| What to work on |
Search the records for the word "studies" and report each line that has it.
┌──
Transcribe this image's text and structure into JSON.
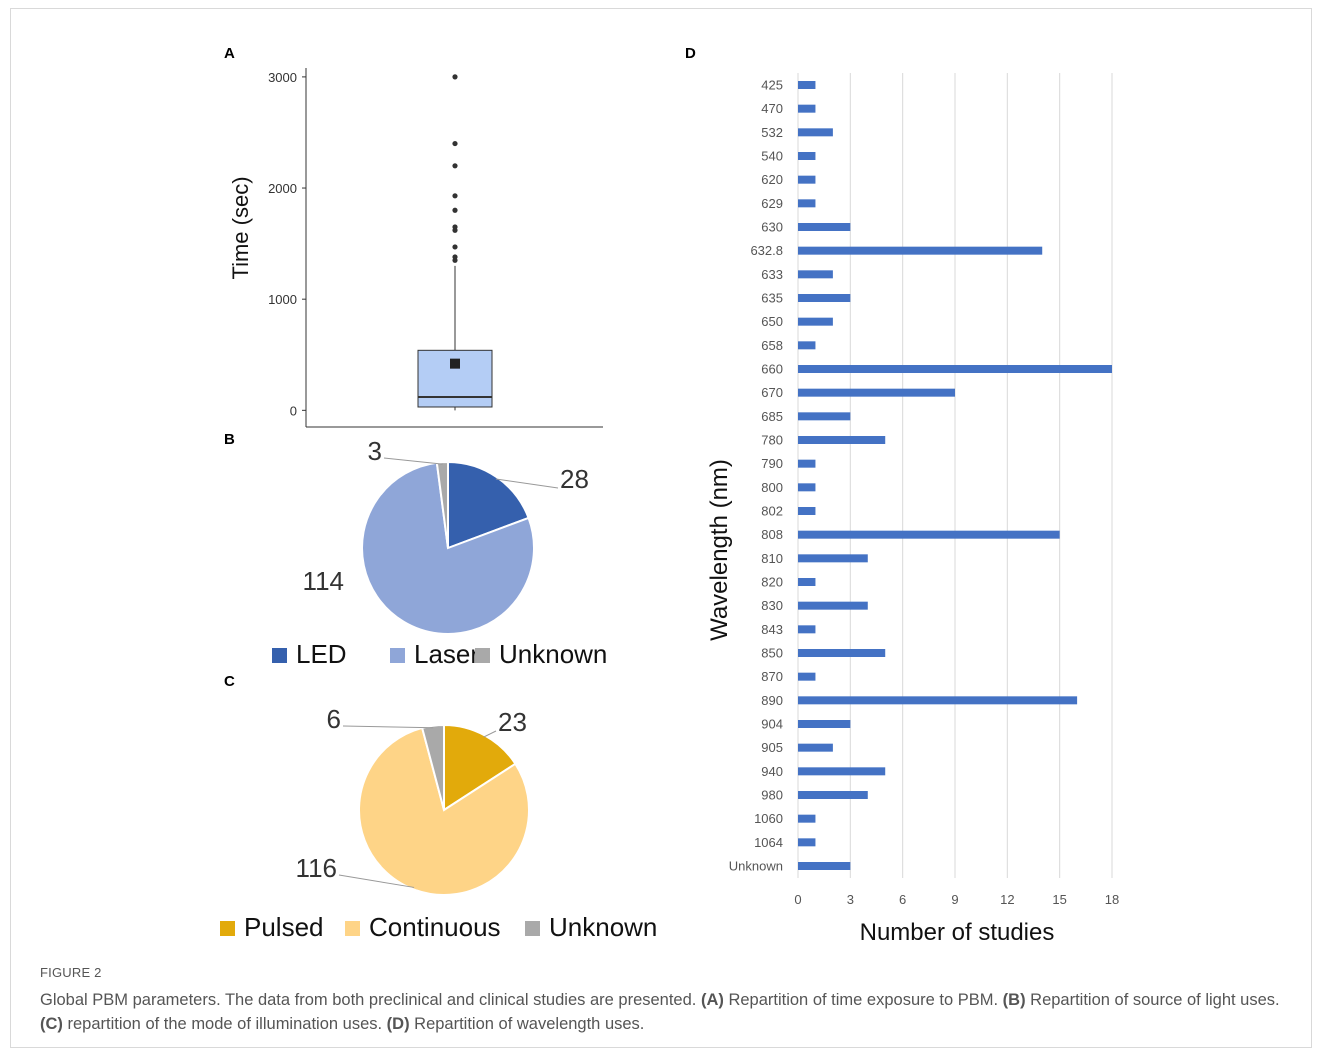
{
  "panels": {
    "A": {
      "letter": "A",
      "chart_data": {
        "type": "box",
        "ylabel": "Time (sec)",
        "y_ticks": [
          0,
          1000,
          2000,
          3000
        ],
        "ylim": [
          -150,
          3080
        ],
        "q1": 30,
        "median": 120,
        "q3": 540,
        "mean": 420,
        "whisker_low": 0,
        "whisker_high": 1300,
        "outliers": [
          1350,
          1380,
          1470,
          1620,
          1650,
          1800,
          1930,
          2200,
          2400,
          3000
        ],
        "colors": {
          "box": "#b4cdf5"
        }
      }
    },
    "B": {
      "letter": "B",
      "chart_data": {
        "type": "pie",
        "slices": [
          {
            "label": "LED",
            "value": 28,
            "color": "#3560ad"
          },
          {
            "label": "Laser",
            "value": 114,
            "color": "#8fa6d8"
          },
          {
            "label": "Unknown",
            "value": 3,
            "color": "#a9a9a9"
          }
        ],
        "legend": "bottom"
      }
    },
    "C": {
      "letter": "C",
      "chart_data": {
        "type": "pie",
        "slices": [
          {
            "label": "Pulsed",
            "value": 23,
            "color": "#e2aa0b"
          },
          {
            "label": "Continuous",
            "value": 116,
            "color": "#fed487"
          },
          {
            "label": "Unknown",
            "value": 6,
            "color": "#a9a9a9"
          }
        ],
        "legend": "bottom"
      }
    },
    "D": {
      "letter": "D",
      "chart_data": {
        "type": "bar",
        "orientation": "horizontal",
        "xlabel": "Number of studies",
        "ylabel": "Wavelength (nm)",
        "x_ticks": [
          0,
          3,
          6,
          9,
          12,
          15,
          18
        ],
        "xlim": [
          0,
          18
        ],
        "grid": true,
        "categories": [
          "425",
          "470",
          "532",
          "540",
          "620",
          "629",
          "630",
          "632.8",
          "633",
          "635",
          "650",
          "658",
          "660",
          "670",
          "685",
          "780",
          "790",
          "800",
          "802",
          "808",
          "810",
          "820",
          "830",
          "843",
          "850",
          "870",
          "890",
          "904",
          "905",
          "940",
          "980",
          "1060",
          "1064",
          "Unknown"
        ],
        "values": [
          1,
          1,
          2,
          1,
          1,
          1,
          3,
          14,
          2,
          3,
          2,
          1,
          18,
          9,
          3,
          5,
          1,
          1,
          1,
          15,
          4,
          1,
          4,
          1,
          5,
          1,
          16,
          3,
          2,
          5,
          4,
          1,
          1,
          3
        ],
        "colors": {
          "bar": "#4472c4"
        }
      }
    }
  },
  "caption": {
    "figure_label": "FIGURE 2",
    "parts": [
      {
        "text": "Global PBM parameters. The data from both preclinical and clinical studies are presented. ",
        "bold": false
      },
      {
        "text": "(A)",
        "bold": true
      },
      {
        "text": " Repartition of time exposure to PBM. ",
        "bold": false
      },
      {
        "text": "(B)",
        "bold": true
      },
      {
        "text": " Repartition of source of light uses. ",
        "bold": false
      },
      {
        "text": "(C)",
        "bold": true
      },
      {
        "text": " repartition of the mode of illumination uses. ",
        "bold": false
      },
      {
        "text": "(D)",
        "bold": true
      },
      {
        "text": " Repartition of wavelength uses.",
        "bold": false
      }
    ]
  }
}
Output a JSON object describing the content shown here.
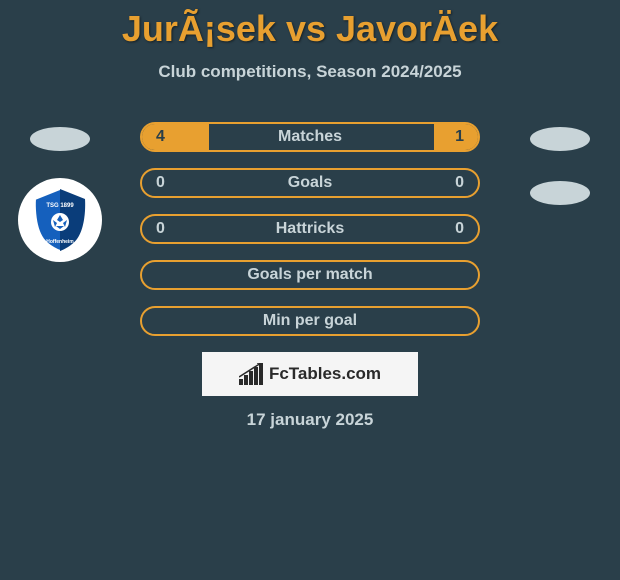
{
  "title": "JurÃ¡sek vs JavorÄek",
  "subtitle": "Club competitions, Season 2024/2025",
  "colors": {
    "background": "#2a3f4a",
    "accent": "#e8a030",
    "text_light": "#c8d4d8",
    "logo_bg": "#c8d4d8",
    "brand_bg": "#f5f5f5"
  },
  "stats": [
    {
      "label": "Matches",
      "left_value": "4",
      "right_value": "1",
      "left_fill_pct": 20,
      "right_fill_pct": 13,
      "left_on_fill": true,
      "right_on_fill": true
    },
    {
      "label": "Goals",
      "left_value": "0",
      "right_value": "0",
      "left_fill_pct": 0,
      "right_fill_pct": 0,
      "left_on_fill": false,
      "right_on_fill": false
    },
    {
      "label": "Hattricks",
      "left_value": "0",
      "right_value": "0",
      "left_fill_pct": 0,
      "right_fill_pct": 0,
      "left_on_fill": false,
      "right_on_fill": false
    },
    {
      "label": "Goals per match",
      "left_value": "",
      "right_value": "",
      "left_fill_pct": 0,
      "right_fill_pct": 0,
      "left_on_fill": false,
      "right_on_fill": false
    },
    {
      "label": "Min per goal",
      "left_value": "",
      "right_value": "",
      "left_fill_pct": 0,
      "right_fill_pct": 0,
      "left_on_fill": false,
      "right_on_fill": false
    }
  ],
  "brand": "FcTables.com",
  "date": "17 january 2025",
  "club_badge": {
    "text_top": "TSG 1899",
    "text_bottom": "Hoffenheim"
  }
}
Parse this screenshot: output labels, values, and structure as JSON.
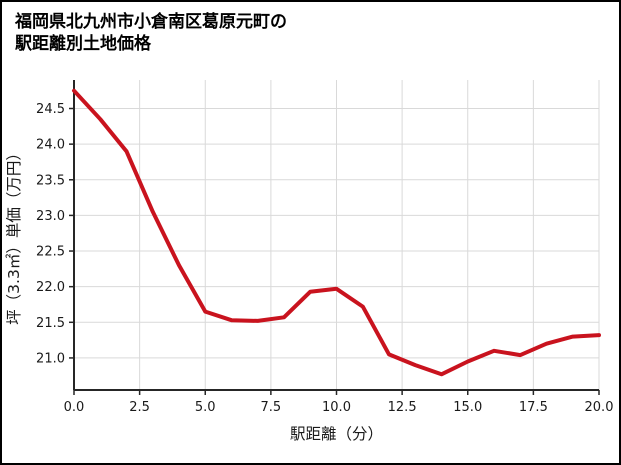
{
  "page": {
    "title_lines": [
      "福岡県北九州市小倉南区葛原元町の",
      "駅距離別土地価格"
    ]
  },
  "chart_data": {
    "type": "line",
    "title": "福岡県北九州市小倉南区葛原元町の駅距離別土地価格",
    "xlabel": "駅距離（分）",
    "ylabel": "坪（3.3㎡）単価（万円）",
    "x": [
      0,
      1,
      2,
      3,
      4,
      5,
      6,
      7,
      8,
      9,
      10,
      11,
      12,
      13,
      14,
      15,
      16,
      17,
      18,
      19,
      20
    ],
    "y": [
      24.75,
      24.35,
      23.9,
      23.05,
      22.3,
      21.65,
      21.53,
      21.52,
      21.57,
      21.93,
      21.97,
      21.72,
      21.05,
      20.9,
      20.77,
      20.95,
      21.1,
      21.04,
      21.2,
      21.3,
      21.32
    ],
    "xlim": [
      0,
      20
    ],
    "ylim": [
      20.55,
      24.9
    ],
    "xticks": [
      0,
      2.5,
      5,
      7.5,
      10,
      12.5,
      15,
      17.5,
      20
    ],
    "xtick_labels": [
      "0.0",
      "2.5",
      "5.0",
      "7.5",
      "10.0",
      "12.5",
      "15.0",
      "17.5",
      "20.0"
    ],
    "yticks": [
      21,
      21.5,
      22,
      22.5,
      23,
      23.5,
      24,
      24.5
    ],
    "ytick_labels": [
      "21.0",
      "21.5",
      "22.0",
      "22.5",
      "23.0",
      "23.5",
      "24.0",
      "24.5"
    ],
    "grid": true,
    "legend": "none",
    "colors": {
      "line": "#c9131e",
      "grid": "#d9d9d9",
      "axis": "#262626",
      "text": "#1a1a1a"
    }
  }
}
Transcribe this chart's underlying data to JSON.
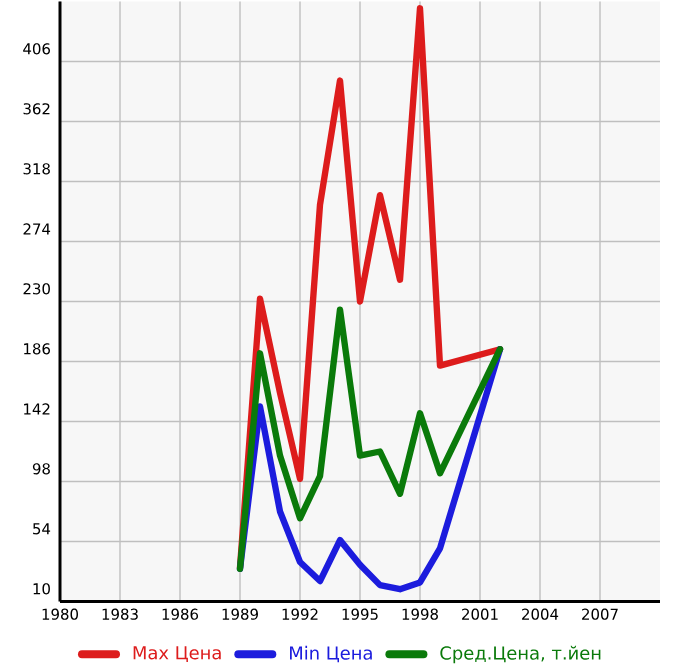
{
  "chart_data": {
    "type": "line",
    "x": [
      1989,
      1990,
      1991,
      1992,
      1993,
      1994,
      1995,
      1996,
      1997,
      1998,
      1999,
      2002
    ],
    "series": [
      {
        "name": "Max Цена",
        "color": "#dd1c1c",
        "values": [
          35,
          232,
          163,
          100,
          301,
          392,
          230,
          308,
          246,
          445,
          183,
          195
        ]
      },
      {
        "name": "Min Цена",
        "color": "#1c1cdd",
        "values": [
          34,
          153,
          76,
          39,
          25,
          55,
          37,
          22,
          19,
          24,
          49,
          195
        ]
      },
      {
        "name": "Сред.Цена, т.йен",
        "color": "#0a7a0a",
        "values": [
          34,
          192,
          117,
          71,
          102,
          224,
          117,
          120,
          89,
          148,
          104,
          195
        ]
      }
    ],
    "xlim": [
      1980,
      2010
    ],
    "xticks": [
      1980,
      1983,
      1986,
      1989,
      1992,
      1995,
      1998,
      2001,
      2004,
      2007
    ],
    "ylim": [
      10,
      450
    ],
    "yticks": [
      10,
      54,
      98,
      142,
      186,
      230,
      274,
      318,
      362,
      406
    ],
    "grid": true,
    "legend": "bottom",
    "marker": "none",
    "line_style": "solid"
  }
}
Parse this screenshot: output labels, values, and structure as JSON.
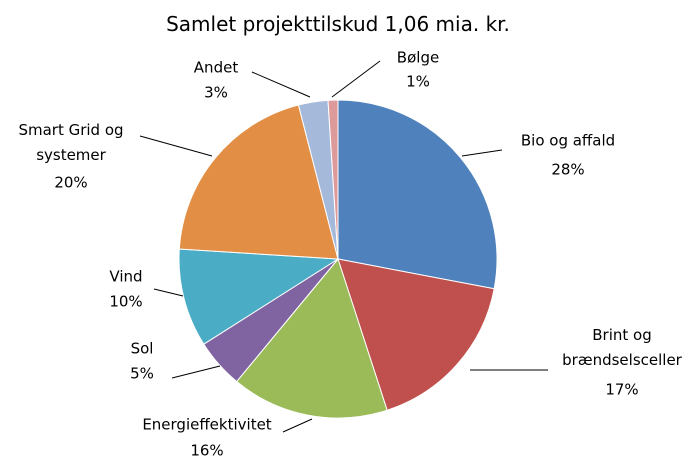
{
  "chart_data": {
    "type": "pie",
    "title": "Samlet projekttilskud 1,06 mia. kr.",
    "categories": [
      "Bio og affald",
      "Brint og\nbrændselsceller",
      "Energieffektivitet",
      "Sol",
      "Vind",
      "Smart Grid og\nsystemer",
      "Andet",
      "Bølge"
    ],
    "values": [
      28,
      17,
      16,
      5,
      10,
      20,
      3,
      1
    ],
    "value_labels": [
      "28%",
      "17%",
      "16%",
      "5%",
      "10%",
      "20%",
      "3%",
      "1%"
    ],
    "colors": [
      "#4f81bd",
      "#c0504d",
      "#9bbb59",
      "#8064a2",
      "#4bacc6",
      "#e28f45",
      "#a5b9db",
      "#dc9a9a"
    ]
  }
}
└──
| Full answer |
        "xlabel": "Number of studies",
        "text": "Global PBM parameters. The data from both preclinical and clinical studies are presented. ",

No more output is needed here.